┏━━

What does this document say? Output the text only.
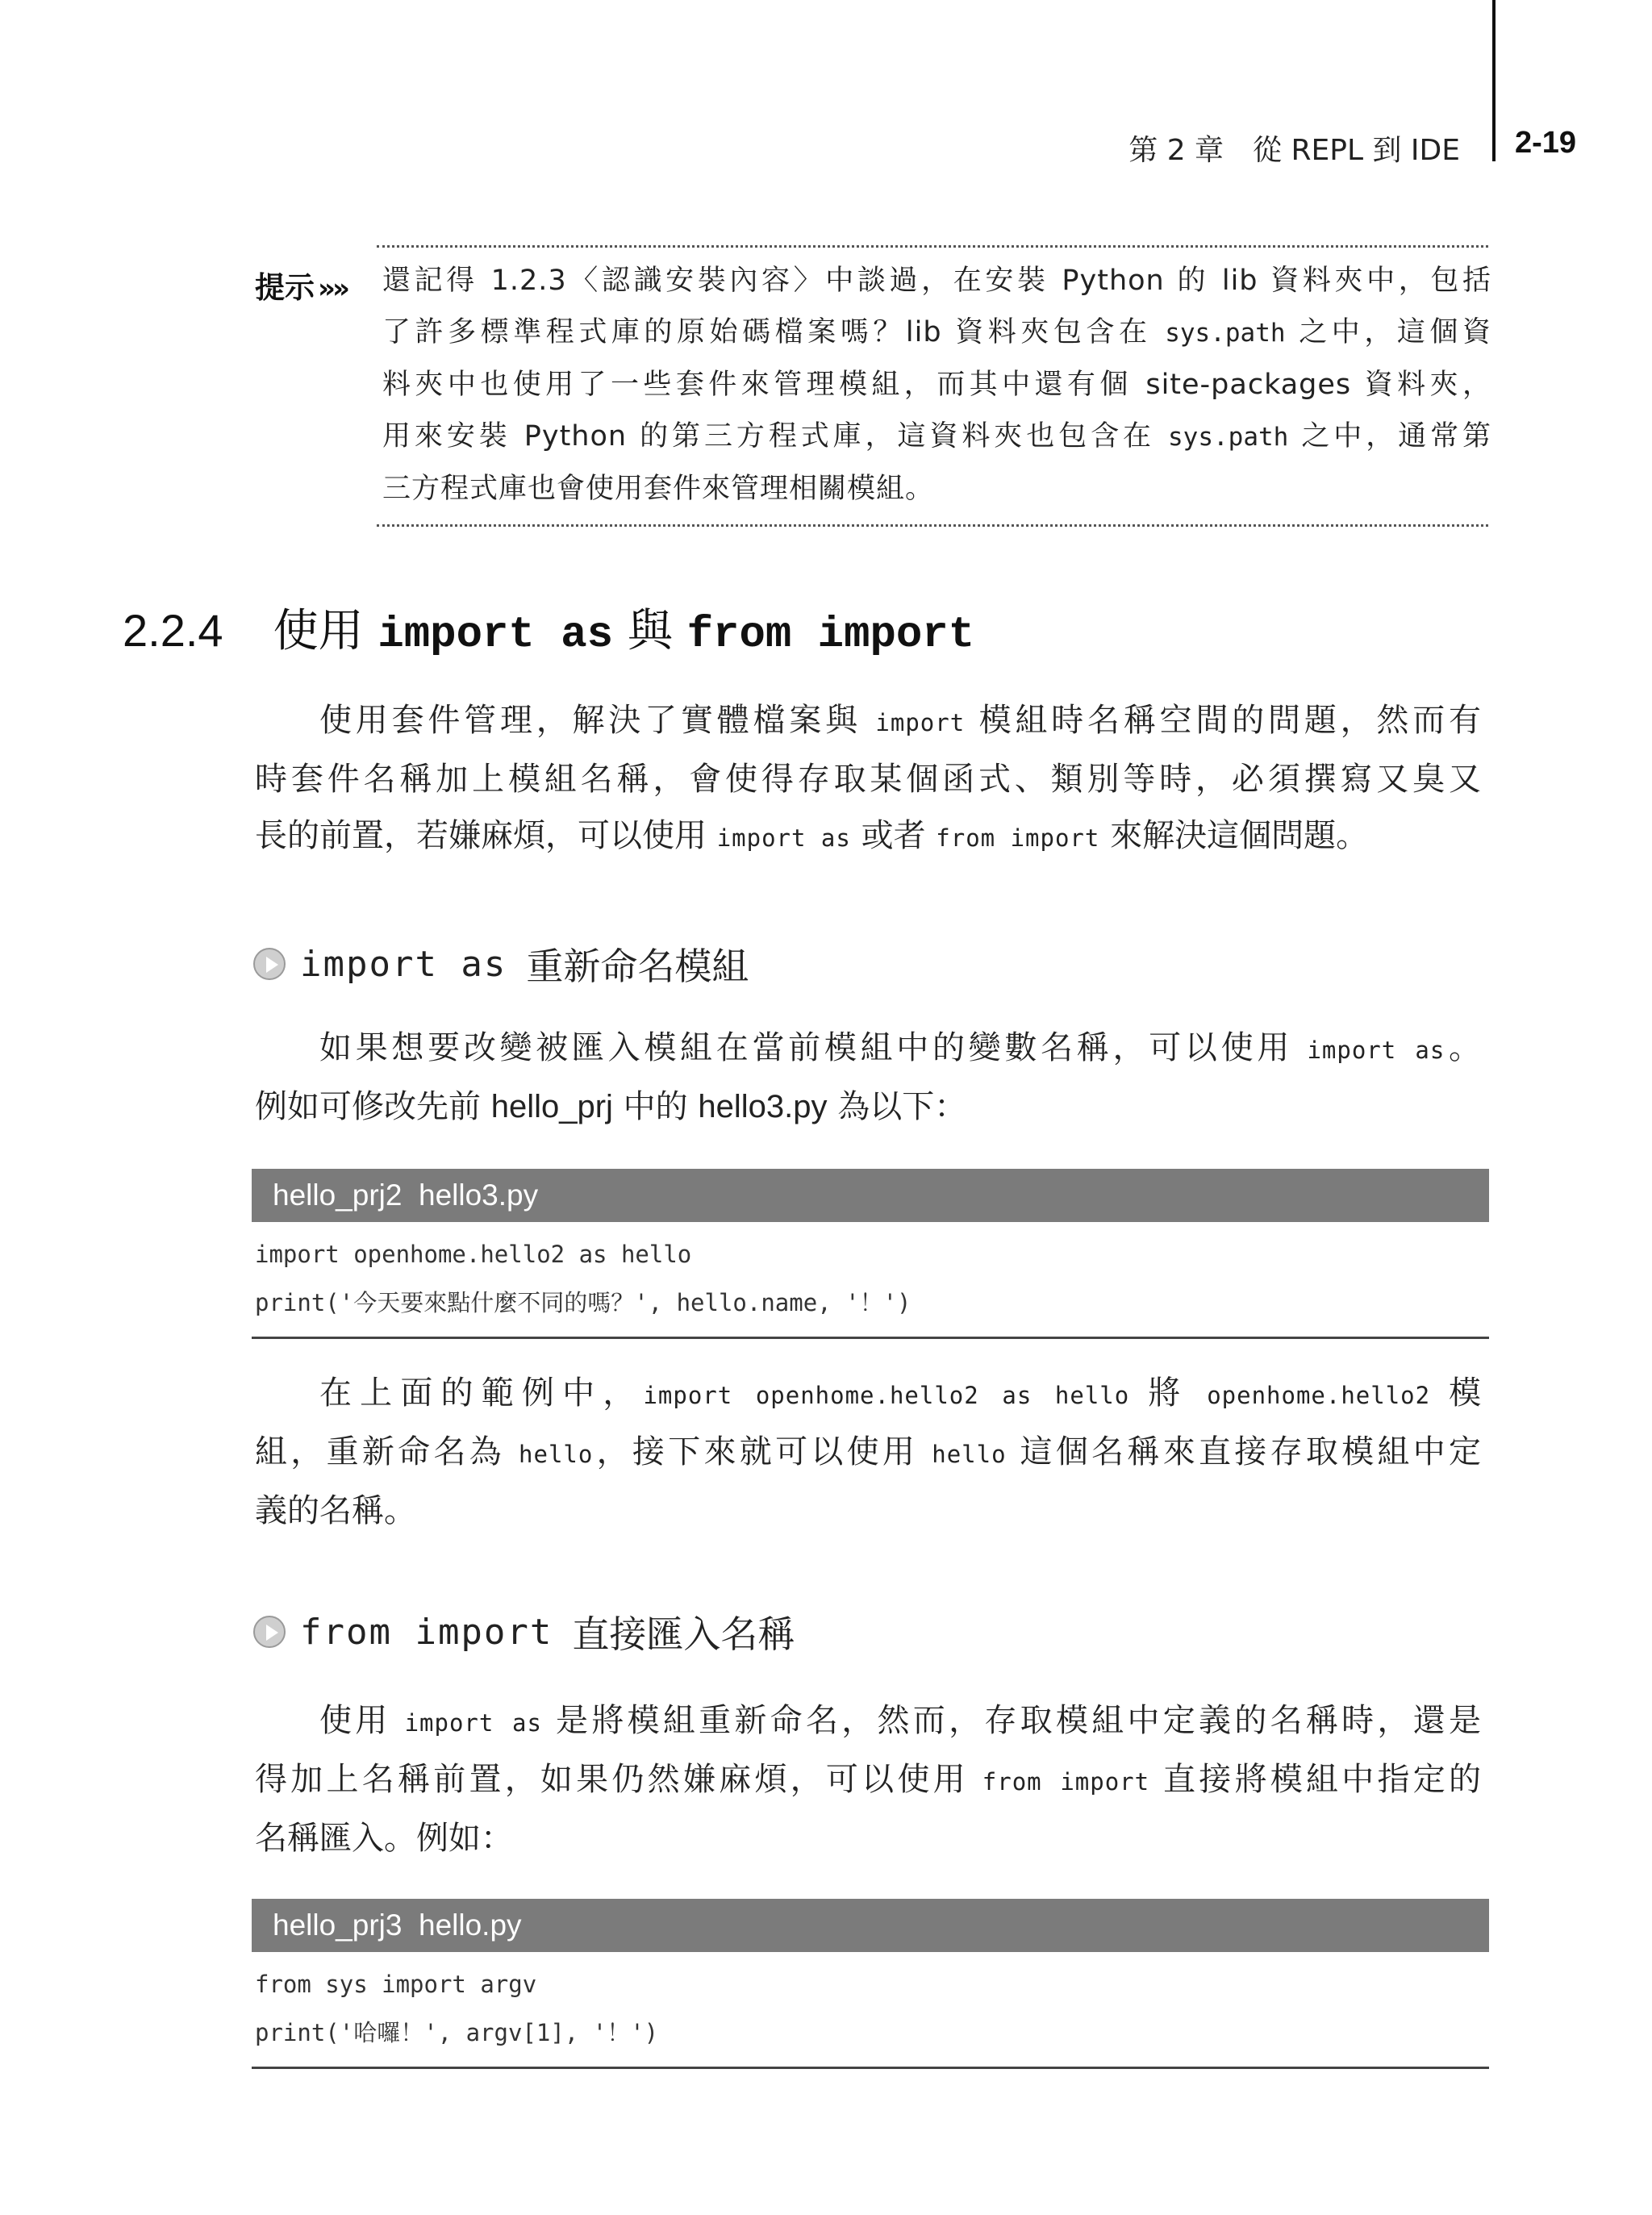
第 2 章　從 REPL 到 IDE 2-19
提示 »» 還記得 1.2.3〈認識安裝內容〉中談過，在安裝 Python 的 lib 資料夾中，包括
了許多標準程式庫的原始碼檔案嗎？lib 資料夾包含在 sys.path 之中，這個資
料夾中也使用了一些套件來管理模組，而其中還有個 site-packages 資料夾，
用來安裝 Python 的第三方程式庫，這資料夾也包含在 sys.path 之中，通常第
三方程式庫也會使用套件來管理相關模組。
2.2.4 使用 import as 與 from import
使用套件管理，解決了實體檔案與 import 模組時名稱空間的問題，然而有
時套件名稱加上模組名稱，會使得存取某個函式、類別等時，必須撰寫又臭又
長的前置，若嫌麻煩，可以使用 import as 或者 from import 來解決這個問題。
import as 重新命名模組
如果想要改變被匯入模組在當前模組中的變數名稱，可以使用 import as。
例如可修改先前 hello_prj 中的 hello3.py 為以下：
hello_prj2  hello3.py
import openhome.hello2 as hello
print('今天要來點什麼不同的嗎？', hello.name, '！')
在上面的範例中，import openhome.hello2 as hello 將 openhome.hello2 模
組，重新命名為 hello，接下來就可以使用 hello 這個名稱來直接存取模組中定
義的名稱。
from import 直接匯入名稱
使用 import as 是將模組重新命名，然而，存取模組中定義的名稱時，還是
得加上名稱前置，如果仍然嫌麻煩，可以使用 from import 直接將模組中指定的
名稱匯入。例如：
hello_prj3  hello.py
from sys import argv
print('哈囉！', argv[1], '！')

┗━━

■ **OBJECTIVE**
Would you mind returning each entry above word for word, skipping the images?

■ **ANSWER TO THE EXERCISE**
What does this document say? Output the text only.
第 2 章　從 REPL 到 IDE 2-19
提示 »» 還記得 1.2.3〈認識安裝內容〉中談過，在安裝 Python 的 lib 資料夾中，包括
了許多標準程式庫的原始碼檔案嗎？lib 資料夾包含在 sys.path 之中，這個資
料夾中也使用了一些套件來管理模組，而其中還有個 site-packages 資料夾，
用來安裝 Python 的第三方程式庫，這資料夾也包含在 sys.path 之中，通常第
三方程式庫也會使用套件來管理相關模組。
2.2.4 使用 import as 與 from import
使用套件管理，解決了實體檔案與 import 模組時名稱空間的問題，然而有
時套件名稱加上模組名稱，會使得存取某個函式、類別等時，必須撰寫又臭又
長的前置，若嫌麻煩，可以使用 import as 或者 from import 來解決這個問題。
import as 重新命名模組
如果想要改變被匯入模組在當前模組中的變數名稱，可以使用 import as。
例如可修改先前 hello_prj 中的 hello3.py 為以下：
hello_prj2  hello3.py
import openhome.hello2 as hello
print('今天要來點什麼不同的嗎？', hello.name, '！')
在上面的範例中，import openhome.hello2 as hello 將 openhome.hello2 模
組，重新命名為 hello，接下來就可以使用 hello 這個名稱來直接存取模組中定
義的名稱。
from import 直接匯入名稱
使用 import as 是將模組重新命名，然而，存取模組中定義的名稱時，還是
得加上名稱前置，如果仍然嫌麻煩，可以使用 from import 直接將模組中指定的
名稱匯入。例如：
hello_prj3  hello.py
from sys import argv
print('哈囉！', argv[1], '！')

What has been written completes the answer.